__Records from a data source__:

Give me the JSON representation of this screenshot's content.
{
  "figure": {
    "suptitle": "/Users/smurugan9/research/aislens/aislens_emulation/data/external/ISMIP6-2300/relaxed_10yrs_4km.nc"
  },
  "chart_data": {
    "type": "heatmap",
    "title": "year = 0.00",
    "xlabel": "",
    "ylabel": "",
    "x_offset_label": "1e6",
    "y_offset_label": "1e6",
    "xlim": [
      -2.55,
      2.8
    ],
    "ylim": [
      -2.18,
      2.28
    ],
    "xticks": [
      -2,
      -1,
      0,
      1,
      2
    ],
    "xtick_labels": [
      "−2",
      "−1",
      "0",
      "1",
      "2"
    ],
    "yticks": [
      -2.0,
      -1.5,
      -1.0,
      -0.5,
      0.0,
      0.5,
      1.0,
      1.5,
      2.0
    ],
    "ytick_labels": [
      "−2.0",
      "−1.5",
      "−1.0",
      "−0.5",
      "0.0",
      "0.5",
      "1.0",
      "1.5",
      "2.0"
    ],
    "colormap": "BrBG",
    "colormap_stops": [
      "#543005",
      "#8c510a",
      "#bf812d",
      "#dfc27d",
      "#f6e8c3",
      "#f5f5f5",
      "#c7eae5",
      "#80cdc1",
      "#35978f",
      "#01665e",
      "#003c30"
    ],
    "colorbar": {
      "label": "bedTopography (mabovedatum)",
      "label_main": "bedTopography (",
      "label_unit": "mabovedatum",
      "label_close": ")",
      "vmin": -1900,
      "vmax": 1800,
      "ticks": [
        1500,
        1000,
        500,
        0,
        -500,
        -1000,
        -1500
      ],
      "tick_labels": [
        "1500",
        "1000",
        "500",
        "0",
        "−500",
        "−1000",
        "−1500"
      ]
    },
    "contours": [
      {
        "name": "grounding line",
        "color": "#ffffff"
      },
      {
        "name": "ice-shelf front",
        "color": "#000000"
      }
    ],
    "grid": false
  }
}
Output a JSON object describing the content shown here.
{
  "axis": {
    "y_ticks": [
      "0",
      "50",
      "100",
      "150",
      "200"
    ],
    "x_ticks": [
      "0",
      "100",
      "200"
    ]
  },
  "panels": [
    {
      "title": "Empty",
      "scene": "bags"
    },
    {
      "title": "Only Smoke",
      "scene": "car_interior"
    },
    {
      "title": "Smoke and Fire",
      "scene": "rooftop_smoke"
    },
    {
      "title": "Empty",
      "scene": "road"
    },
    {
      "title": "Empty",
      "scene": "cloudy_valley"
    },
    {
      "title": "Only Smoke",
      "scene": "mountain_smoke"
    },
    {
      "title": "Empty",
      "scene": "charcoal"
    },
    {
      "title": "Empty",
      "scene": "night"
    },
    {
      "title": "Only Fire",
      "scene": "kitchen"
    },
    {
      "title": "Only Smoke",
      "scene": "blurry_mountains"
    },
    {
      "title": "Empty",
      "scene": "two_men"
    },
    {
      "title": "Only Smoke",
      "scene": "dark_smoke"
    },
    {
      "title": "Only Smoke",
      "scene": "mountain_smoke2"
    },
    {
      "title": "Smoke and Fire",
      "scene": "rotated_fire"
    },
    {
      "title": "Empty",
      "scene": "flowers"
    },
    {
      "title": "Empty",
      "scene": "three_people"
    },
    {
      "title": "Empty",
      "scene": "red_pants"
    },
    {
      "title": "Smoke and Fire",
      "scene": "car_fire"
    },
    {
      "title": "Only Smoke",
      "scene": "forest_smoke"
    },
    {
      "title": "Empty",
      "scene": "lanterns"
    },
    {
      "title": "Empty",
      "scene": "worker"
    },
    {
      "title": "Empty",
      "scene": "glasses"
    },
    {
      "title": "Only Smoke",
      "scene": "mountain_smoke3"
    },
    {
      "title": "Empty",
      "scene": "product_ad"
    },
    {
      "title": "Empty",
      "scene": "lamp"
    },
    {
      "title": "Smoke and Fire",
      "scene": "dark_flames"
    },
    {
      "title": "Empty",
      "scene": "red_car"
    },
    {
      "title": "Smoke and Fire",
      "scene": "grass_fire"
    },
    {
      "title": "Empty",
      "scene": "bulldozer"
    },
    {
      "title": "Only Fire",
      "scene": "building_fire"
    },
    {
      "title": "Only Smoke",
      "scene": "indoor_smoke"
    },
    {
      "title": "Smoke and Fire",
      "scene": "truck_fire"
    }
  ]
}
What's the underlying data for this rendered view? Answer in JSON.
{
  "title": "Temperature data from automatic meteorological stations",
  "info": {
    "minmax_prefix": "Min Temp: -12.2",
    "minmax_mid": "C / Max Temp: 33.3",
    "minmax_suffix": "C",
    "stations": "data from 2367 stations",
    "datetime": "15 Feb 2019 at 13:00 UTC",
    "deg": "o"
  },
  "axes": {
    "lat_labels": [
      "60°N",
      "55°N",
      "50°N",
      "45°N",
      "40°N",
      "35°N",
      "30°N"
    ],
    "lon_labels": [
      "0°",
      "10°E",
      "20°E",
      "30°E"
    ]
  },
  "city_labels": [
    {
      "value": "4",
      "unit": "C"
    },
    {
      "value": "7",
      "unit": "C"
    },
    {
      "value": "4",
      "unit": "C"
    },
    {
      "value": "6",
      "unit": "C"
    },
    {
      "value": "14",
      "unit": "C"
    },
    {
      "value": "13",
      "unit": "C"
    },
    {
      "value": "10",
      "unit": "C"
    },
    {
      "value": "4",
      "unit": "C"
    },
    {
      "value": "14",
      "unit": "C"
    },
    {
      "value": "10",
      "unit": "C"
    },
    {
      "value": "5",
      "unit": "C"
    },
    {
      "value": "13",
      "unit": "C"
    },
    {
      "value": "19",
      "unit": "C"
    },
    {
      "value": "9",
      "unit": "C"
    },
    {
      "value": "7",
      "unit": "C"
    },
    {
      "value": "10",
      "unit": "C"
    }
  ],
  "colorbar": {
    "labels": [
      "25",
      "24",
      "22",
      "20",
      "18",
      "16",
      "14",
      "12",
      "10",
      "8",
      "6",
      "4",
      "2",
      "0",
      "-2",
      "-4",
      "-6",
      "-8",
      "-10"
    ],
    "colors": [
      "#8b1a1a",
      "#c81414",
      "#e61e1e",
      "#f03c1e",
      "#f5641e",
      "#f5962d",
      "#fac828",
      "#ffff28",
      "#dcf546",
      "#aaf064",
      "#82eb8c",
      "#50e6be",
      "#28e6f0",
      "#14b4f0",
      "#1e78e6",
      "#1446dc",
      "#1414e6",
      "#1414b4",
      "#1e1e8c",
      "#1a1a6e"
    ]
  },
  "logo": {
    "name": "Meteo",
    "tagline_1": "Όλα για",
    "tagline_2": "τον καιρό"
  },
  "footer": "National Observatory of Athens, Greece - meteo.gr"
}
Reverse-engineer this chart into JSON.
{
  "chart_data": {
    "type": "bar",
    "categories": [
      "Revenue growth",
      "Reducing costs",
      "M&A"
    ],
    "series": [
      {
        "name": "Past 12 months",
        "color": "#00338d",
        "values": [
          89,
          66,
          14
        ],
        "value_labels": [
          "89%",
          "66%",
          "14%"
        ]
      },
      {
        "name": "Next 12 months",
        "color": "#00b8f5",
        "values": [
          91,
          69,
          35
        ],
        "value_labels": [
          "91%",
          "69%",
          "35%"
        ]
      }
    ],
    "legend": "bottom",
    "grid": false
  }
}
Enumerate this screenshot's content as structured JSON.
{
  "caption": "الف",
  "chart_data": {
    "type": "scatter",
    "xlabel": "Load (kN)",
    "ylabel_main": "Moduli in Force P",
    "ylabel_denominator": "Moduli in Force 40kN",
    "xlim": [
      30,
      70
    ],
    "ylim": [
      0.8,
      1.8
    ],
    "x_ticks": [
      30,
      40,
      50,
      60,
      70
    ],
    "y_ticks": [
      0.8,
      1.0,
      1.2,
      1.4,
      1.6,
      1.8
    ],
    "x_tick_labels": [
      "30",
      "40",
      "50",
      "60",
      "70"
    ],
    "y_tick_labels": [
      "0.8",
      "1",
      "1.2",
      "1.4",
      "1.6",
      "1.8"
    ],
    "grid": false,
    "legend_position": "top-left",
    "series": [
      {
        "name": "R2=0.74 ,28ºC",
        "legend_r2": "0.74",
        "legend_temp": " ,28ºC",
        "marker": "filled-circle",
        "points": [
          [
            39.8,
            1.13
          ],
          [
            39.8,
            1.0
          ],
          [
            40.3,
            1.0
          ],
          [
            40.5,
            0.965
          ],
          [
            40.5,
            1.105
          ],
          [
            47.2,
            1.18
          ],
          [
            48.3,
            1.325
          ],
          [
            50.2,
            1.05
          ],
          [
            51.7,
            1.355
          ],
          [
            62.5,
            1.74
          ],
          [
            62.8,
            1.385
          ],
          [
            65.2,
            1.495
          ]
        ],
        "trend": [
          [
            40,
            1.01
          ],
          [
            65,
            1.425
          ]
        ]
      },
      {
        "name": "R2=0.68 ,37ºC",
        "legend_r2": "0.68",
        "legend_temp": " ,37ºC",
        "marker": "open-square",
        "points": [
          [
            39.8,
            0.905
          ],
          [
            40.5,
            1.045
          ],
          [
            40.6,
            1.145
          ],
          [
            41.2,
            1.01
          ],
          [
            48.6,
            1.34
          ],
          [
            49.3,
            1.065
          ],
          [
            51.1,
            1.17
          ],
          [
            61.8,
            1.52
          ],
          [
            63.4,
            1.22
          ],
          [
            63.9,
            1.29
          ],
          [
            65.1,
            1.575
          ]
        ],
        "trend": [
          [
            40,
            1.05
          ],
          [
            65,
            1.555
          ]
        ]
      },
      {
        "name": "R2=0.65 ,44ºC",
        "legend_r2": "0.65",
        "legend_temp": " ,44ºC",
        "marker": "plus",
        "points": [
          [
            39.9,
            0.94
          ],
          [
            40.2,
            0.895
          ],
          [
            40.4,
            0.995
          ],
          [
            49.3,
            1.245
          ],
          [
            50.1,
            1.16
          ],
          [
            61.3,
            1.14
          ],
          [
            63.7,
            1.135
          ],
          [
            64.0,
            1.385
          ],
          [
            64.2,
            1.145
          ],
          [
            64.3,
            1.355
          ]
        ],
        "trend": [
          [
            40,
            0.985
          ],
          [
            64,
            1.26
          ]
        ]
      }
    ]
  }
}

__What is required__: Copy every line of the data that holds the string "stations".

__Solution to this problem__:
  "title": "Temperature data from automatic meteorological stations",
    "stations": "data from 2367 stations",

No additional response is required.